- _What this task involves_:
Transcribe the records exactly. Pictures do not belong in the transcription.

- _Dataset entries_:

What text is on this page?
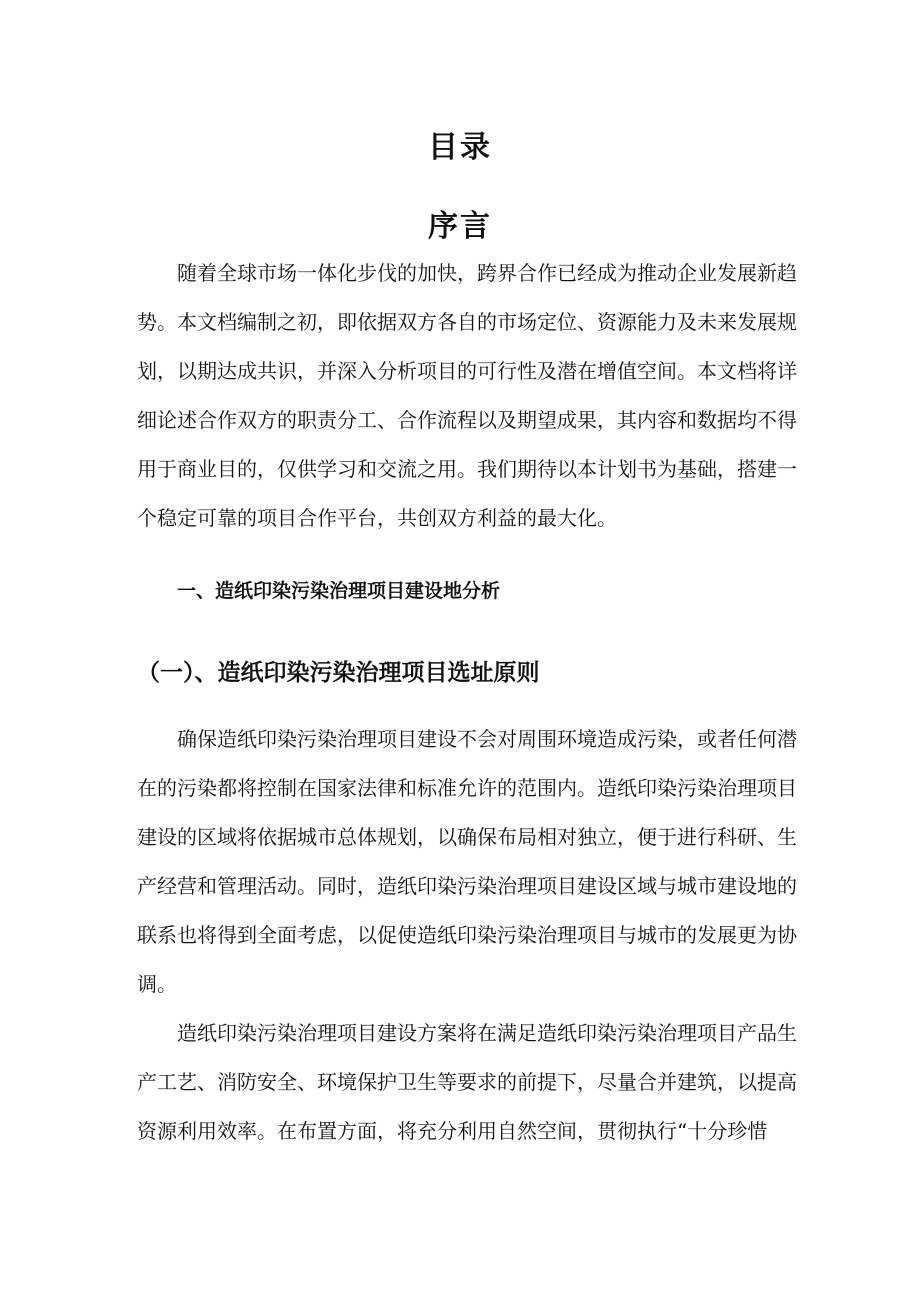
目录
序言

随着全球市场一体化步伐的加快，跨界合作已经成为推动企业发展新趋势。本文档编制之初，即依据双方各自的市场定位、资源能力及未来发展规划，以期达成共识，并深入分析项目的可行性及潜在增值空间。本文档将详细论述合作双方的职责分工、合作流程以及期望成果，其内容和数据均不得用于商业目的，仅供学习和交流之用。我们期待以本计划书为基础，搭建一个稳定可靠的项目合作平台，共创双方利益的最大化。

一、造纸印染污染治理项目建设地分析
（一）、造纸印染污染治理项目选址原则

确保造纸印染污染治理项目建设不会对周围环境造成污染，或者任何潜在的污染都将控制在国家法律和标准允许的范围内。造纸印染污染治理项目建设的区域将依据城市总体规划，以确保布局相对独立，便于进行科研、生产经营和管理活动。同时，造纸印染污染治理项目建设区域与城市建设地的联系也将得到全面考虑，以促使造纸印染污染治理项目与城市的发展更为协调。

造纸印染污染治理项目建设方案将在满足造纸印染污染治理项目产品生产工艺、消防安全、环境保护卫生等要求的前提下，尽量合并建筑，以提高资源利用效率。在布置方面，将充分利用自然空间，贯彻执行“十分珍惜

- _Answer to this task_:
What text is on this page?
目录
序言

随着全球市场一体化步伐的加快，跨界合作已经成为推动企业发展新趋势。本文档编制之初，即依据双方各自的市场定位、资源能力及未来发展规划，以期达成共识，并深入分析项目的可行性及潜在增值空间。本文档将详细论述合作双方的职责分工、合作流程以及期望成果，其内容和数据均不得用于商业目的，仅供学习和交流之用。我们期待以本计划书为基础，搭建一个稳定可靠的项目合作平台，共创双方利益的最大化。

一、造纸印染污染治理项目建设地分析
（一）、造纸印染污染治理项目选址原则

确保造纸印染污染治理项目建设不会对周围环境造成污染，或者任何潜在的污染都将控制在国家法律和标准允许的范围内。造纸印染污染治理项目建设的区域将依据城市总体规划，以确保布局相对独立，便于进行科研、生产经营和管理活动。同时，造纸印染污染治理项目建设区域与城市建设地的联系也将得到全面考虑，以促使造纸印染污染治理项目与城市的发展更为协调。

造纸印染污染治理项目建设方案将在满足造纸印染污染治理项目产品生产工艺、消防安全、环境保护卫生等要求的前提下，尽量合并建筑，以提高资源利用效率。在布置方面，将充分利用自然空间，贯彻执行“十分珍惜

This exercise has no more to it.